Spatial annotation records

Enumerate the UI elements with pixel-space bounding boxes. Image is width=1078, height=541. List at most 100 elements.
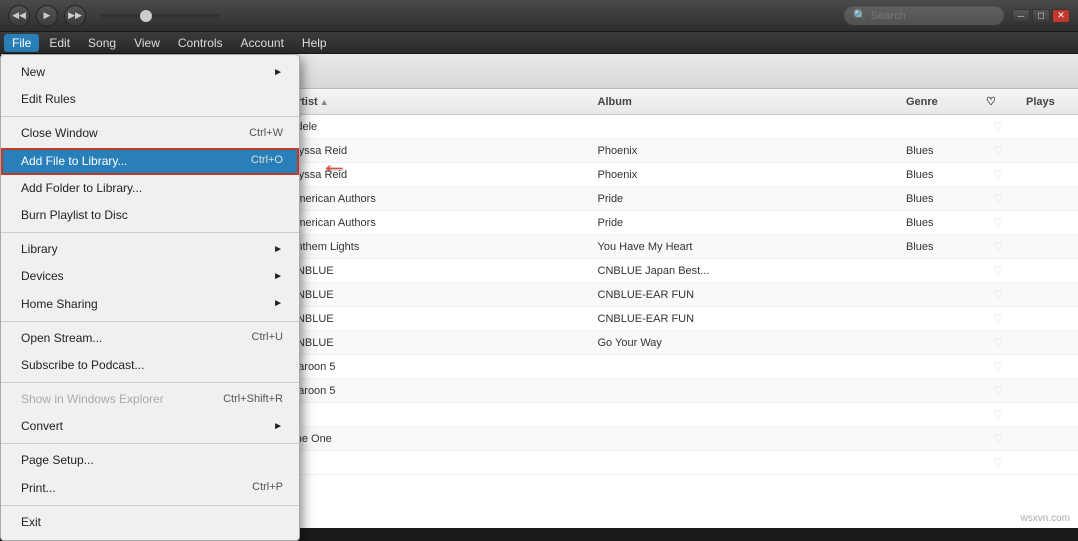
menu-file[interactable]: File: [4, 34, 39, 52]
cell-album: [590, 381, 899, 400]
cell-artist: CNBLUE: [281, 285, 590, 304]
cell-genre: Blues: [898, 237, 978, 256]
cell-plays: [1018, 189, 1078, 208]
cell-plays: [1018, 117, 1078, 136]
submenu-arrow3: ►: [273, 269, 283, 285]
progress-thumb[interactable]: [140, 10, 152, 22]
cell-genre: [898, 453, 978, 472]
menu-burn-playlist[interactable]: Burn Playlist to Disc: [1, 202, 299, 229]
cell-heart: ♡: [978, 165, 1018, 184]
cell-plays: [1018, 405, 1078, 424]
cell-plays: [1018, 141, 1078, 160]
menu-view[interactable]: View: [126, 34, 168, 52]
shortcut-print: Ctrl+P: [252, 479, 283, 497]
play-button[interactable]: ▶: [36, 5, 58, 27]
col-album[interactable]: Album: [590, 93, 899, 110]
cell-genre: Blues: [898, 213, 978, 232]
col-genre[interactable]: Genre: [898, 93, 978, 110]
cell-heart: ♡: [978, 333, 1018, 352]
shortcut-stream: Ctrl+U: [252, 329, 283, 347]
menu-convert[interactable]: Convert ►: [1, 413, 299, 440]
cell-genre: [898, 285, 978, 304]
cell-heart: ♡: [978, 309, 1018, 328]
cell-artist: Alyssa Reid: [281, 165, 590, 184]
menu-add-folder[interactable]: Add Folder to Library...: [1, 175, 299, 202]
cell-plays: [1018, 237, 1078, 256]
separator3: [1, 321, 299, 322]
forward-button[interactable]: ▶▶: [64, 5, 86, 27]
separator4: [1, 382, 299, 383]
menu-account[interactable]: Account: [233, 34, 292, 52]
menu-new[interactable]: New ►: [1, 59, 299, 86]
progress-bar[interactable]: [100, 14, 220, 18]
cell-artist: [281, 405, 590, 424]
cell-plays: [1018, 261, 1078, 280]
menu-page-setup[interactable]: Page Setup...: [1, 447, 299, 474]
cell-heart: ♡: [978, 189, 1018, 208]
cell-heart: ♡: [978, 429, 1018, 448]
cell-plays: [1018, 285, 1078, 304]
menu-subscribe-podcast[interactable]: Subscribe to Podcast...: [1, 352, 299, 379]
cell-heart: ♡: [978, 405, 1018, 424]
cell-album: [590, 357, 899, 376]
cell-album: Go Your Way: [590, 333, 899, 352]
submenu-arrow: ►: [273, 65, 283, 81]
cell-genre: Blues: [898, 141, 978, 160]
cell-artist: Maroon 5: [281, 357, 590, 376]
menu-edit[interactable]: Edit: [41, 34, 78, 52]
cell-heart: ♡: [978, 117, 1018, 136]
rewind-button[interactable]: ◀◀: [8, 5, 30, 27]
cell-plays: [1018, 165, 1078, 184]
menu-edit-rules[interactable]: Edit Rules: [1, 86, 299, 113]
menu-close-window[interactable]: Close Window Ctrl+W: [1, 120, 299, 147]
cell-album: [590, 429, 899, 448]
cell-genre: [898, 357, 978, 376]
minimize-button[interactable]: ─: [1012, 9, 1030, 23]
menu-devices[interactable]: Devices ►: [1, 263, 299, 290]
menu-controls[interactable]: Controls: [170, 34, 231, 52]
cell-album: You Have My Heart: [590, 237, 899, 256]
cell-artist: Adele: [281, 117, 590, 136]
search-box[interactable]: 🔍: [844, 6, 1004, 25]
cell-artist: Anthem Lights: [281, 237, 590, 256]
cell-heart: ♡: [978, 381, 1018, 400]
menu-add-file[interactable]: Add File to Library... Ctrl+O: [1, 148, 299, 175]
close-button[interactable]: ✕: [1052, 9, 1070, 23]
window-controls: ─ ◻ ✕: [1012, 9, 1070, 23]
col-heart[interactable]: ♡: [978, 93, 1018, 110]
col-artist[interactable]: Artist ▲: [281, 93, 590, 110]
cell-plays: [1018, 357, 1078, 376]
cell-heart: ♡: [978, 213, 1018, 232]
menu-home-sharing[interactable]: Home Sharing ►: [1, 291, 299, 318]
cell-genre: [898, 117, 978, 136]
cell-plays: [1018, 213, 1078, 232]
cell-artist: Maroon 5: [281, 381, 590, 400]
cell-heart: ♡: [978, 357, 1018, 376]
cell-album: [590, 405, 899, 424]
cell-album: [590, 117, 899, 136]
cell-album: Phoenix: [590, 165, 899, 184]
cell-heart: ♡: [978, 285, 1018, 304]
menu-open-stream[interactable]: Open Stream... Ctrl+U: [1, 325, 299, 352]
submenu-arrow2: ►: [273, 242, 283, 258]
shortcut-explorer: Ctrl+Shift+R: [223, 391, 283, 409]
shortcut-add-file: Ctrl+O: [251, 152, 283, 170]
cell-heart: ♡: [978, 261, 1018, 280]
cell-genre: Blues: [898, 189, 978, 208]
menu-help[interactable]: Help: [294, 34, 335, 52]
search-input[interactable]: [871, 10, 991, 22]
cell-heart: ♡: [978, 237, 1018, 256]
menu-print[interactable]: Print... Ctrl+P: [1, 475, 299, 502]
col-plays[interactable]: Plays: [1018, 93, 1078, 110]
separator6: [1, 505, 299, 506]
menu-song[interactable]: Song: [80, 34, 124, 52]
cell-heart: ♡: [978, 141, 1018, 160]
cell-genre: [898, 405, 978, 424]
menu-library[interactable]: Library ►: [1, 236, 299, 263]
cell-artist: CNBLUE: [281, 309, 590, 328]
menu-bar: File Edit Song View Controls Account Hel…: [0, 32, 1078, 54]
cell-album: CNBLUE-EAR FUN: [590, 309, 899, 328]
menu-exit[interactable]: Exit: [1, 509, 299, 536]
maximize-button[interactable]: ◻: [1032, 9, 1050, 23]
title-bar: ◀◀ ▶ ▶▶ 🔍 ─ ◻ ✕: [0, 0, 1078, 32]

==

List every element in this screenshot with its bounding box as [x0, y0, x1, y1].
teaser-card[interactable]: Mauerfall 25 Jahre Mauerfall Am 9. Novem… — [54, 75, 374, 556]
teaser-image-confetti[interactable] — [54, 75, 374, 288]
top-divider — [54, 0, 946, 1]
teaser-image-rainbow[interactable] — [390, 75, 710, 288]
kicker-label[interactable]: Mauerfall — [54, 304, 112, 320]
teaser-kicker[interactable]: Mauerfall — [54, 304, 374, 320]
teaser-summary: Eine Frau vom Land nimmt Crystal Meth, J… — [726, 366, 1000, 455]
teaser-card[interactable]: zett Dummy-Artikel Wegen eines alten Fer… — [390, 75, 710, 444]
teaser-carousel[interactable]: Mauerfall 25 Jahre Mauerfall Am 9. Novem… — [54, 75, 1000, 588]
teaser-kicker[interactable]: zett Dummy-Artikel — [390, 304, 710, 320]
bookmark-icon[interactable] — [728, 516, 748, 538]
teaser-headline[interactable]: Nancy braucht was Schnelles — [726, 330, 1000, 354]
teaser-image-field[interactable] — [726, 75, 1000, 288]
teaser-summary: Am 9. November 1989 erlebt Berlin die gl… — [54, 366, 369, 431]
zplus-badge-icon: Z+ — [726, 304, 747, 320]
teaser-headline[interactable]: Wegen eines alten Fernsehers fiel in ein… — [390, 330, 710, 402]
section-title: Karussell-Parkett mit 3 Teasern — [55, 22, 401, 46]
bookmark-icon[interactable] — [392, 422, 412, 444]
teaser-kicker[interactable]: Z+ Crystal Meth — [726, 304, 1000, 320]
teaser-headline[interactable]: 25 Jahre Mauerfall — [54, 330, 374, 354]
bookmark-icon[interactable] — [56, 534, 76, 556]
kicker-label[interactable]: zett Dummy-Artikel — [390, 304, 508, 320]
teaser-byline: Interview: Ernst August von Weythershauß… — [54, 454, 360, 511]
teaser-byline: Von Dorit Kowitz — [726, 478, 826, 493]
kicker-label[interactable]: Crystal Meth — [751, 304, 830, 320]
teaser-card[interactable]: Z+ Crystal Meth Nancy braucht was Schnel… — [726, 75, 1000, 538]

▸ **WHAT THE TASK ASKS**: Repeat the records word for word, beginning at the line that contains "List every element" and stopping after the line that contains "teaser-kicker[interactable]: Mauerfall —".

▸ **RESULT OF THE TASK**:
List every element in this screenshot with its bounding box as [x0, y0, x1, y1].
teaser-card[interactable]: Mauerfall 25 Jahre Mauerfall Am 9. Novem… — [54, 75, 374, 556]
teaser-image-confetti[interactable] — [54, 75, 374, 288]
top-divider — [54, 0, 946, 1]
teaser-image-rainbow[interactable] — [390, 75, 710, 288]
kicker-label[interactable]: Mauerfall — [54, 304, 112, 320]
teaser-kicker[interactable]: Mauerfall — [54, 304, 374, 320]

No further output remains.